== What is being asked ==
Wherever the string "System" appears, copy the whole line.

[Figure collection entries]

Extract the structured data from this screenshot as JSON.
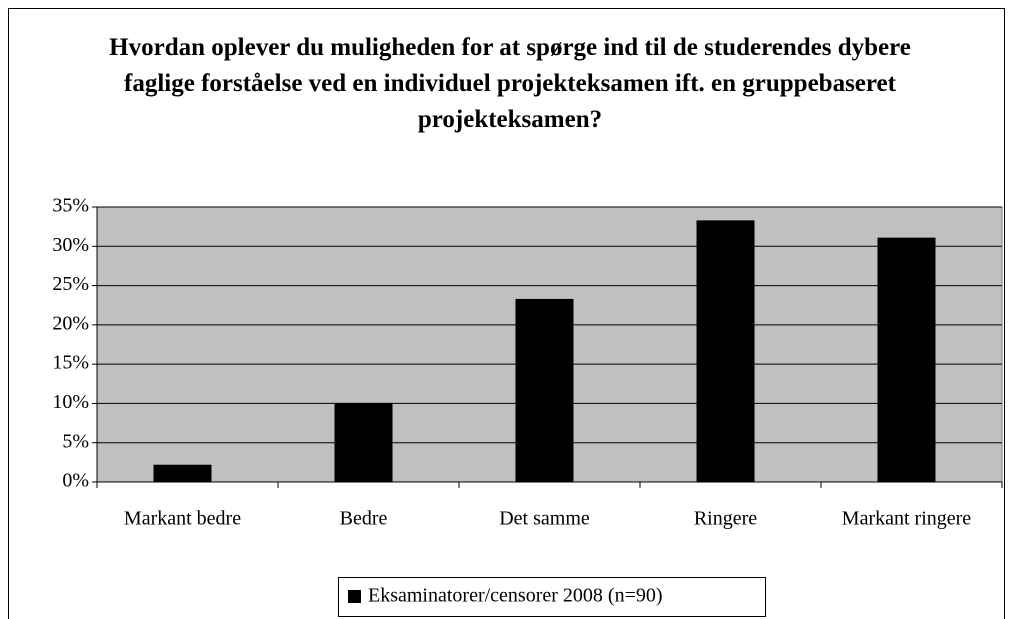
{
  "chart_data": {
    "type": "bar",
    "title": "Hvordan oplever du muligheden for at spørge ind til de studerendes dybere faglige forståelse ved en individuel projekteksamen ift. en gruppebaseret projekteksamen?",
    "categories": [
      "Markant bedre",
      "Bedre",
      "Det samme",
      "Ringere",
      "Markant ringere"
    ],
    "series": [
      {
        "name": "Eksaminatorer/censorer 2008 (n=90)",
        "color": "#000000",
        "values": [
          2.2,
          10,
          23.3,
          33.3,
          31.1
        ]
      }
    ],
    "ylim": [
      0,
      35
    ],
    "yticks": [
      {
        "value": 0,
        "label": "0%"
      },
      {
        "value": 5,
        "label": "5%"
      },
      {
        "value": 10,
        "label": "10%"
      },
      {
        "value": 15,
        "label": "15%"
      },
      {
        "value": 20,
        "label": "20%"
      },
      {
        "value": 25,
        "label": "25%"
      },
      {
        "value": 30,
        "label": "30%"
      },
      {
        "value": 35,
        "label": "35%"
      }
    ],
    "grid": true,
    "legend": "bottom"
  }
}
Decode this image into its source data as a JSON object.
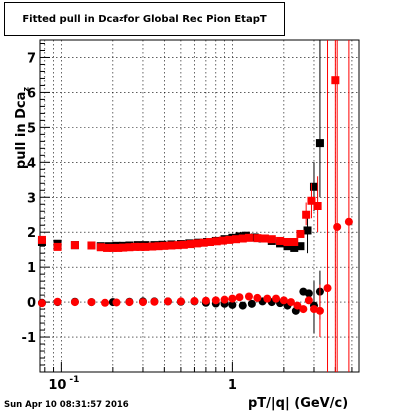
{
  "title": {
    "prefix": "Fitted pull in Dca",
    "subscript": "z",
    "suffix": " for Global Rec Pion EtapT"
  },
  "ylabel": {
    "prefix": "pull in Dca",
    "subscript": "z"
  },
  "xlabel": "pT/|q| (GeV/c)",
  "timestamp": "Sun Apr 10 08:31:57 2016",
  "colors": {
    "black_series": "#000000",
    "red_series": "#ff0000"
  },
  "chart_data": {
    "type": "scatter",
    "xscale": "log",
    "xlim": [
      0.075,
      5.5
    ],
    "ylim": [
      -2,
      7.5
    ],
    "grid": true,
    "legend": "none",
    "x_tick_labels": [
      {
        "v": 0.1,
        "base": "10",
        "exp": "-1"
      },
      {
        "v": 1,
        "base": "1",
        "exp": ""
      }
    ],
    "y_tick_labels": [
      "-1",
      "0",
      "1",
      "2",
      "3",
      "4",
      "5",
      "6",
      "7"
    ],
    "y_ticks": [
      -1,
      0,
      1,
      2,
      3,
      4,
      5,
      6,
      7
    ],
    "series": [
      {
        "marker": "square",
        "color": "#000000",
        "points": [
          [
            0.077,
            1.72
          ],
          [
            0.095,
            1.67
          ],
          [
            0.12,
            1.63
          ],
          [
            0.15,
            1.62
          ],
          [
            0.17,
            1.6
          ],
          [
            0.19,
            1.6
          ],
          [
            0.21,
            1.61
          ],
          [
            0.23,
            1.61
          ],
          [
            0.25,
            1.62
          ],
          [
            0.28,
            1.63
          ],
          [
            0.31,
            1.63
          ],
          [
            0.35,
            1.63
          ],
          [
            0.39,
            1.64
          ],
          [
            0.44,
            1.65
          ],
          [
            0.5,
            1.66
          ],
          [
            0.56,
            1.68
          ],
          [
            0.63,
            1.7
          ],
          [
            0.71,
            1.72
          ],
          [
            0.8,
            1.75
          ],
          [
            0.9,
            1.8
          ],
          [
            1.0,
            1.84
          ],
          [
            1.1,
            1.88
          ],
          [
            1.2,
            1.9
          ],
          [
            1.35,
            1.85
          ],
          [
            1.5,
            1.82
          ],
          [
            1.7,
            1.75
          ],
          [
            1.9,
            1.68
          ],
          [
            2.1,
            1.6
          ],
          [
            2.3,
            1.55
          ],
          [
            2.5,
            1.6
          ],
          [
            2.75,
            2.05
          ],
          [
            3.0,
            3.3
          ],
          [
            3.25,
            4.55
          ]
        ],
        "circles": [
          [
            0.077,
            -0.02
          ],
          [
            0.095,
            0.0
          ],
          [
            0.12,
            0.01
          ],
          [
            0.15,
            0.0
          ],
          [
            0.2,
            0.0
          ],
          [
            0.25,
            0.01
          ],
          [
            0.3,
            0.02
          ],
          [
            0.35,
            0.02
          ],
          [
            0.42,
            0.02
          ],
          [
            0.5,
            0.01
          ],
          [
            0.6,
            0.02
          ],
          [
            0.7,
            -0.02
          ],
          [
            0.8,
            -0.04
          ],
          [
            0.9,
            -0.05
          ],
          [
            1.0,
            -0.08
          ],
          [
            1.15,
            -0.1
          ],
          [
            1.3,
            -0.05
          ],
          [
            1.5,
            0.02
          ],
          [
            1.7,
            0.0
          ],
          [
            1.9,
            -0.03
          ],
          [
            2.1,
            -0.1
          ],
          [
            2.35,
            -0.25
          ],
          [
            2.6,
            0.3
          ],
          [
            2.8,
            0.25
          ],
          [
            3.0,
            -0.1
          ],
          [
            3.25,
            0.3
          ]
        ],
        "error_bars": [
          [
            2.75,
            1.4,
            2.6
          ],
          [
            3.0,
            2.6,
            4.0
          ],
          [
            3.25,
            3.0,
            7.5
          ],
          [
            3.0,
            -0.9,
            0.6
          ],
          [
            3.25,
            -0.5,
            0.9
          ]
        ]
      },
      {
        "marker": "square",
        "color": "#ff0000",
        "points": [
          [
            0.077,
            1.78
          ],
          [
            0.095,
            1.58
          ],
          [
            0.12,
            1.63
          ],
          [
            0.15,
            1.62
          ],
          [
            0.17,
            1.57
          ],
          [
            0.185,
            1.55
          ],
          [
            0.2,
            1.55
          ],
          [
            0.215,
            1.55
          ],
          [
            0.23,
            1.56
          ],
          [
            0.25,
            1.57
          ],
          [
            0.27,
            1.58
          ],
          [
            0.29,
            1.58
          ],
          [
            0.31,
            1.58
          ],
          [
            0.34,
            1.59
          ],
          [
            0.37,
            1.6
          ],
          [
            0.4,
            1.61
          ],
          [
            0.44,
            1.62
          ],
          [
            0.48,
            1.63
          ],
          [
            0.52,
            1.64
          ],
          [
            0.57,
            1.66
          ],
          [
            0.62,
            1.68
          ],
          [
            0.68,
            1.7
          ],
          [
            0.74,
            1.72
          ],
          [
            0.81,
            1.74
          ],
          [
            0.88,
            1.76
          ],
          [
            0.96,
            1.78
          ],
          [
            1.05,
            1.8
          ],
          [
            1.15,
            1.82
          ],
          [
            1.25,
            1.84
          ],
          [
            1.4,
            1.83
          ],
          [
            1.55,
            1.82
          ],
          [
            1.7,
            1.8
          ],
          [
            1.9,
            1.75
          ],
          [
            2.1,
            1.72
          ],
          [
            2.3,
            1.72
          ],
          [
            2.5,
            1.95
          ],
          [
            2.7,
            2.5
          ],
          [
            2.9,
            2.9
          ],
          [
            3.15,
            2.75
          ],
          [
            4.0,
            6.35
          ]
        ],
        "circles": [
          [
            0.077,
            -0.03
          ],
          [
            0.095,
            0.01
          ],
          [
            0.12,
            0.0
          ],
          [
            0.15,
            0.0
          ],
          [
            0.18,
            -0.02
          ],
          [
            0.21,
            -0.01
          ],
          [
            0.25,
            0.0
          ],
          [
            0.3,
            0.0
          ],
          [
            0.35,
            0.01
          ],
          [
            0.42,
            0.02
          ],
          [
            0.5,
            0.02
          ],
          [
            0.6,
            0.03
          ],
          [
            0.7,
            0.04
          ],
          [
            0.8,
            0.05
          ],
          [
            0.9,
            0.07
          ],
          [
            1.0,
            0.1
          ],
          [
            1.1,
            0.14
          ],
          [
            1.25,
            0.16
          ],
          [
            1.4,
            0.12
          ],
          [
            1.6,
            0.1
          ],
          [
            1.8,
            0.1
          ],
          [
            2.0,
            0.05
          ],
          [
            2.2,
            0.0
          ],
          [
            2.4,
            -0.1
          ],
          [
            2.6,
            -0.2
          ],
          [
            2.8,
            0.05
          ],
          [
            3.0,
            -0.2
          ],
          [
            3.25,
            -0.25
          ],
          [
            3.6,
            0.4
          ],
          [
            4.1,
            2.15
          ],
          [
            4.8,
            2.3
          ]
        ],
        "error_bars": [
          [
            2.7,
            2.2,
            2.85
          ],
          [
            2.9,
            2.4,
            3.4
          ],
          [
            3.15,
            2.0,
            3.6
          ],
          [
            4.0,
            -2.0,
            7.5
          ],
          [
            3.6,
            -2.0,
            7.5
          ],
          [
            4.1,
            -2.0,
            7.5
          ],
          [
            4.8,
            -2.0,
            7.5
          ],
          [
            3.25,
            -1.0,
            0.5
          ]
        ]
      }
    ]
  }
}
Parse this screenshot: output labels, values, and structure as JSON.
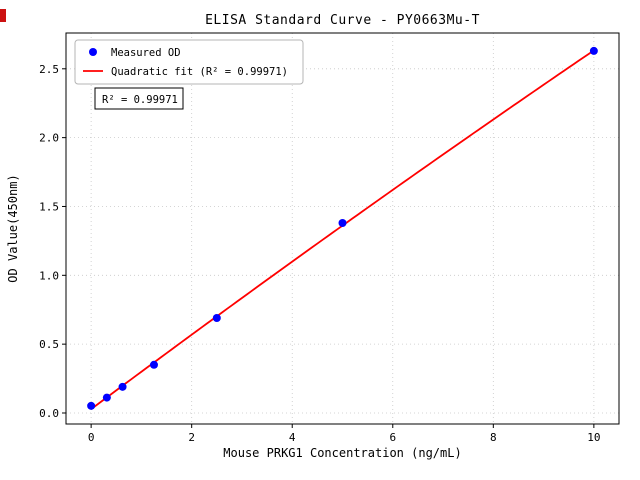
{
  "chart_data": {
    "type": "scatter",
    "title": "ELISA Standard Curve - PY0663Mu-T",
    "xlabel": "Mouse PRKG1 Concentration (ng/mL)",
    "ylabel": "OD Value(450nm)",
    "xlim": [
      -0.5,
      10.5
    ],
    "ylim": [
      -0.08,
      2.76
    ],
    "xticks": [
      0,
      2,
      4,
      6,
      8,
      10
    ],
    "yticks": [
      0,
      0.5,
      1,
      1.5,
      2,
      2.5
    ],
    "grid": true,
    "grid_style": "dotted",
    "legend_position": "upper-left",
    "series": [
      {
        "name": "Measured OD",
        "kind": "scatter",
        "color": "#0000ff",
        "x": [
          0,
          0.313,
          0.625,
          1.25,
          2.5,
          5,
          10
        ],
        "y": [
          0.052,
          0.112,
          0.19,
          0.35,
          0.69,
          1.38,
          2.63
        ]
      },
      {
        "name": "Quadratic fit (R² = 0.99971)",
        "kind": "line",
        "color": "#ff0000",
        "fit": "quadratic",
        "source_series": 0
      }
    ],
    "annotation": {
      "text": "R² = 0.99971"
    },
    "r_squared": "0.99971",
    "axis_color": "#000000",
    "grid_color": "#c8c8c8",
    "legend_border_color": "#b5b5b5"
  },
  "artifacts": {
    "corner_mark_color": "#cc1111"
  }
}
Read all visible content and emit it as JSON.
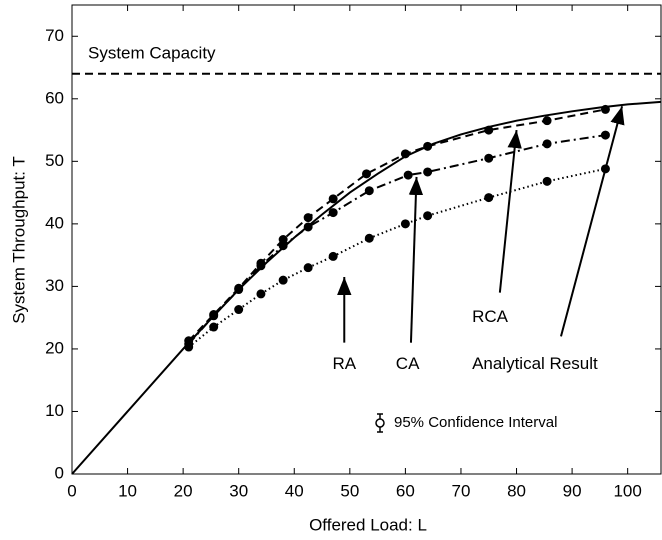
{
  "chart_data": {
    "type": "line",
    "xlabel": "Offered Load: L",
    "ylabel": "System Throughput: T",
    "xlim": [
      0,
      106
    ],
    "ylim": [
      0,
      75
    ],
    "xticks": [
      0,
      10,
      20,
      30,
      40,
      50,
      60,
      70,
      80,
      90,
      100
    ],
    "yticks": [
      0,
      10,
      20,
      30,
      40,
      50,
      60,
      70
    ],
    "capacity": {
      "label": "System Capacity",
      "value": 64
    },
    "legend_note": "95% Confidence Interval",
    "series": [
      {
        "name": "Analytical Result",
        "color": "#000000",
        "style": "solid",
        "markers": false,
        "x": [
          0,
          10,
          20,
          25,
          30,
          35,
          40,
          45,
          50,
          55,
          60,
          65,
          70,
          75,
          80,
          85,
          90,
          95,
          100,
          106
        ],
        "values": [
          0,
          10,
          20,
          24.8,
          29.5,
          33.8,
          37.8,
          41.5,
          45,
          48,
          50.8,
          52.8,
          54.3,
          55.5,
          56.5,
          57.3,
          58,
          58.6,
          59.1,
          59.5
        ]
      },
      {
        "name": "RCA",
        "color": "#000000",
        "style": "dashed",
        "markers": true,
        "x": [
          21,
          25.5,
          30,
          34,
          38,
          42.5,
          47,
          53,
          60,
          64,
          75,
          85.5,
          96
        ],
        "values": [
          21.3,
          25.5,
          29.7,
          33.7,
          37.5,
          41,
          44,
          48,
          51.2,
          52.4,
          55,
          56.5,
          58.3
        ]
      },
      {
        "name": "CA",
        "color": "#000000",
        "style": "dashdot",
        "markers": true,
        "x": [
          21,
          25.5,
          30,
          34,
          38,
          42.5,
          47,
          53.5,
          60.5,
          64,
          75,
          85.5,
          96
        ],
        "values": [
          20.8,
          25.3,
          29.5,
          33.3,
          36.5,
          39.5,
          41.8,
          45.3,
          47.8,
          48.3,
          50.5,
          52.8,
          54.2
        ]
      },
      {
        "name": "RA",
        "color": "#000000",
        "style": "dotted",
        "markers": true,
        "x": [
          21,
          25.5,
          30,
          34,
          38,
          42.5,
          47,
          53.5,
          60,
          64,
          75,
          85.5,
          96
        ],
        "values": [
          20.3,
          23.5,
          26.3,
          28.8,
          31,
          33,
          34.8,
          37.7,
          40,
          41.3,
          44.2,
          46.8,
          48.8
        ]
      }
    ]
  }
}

== Correct answer ==
    "ylabel": "System Throughput: T",
      "label": "System Capacity",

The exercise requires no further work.